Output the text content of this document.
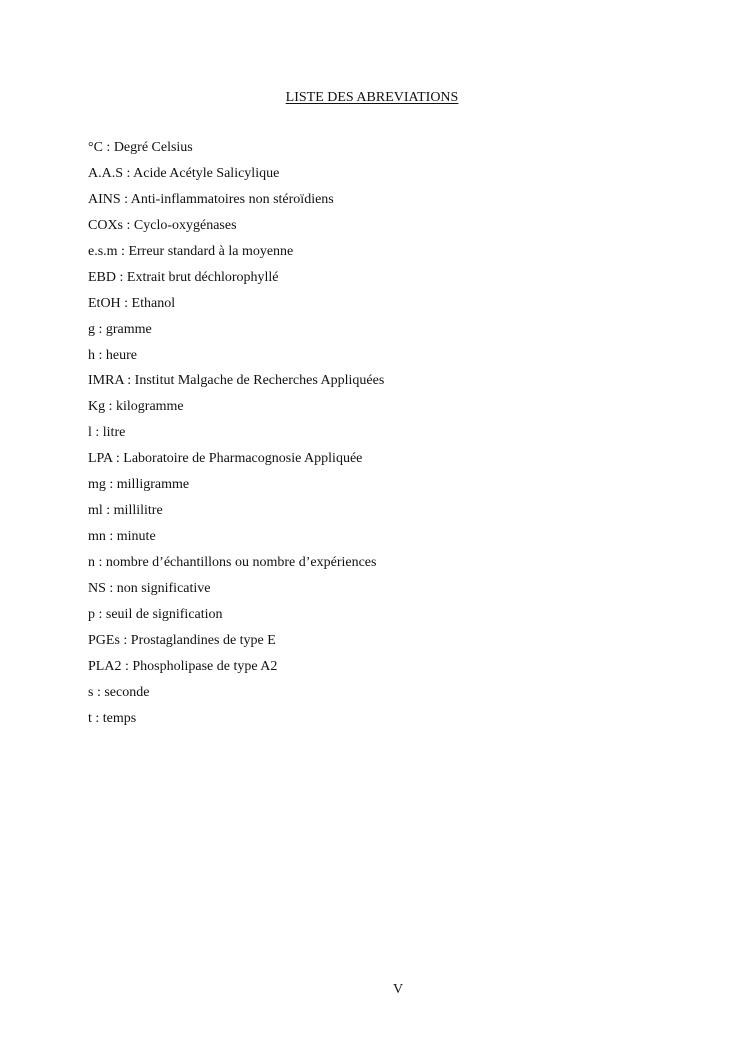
LISTE DES ABREVIATIONS
°C : Degré Celsius
A.A.S : Acide Acétyle Salicylique
AINS : Anti-inflammatoires non stéroïdiens
COXs : Cyclo-oxygénases
e.s.m : Erreur standard à la moyenne
EBD : Extrait brut déchlorophyllé
EtOH : Ethanol
g : gramme
h : heure
IMRA : Institut Malgache de Recherches Appliquées
Kg : kilogramme
l : litre
LPA : Laboratoire de Pharmacognosie Appliquée
mg : milligramme
ml : millilitre
mn : minute
n : nombre d’échantillons ou nombre d’expériences
NS : non significative
p : seuil de signification
PGEs : Prostaglandines de type E
PLA2 : Phospholipase de type A2
s : seconde
t : temps
V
__________________________________________________
■ GOAL ■
For each line of the entries that includes "type", show that line.

■ TASK SOLUTION ■
PGEs : Prostaglandines de type E
PLA2 : Phospholipase de type A2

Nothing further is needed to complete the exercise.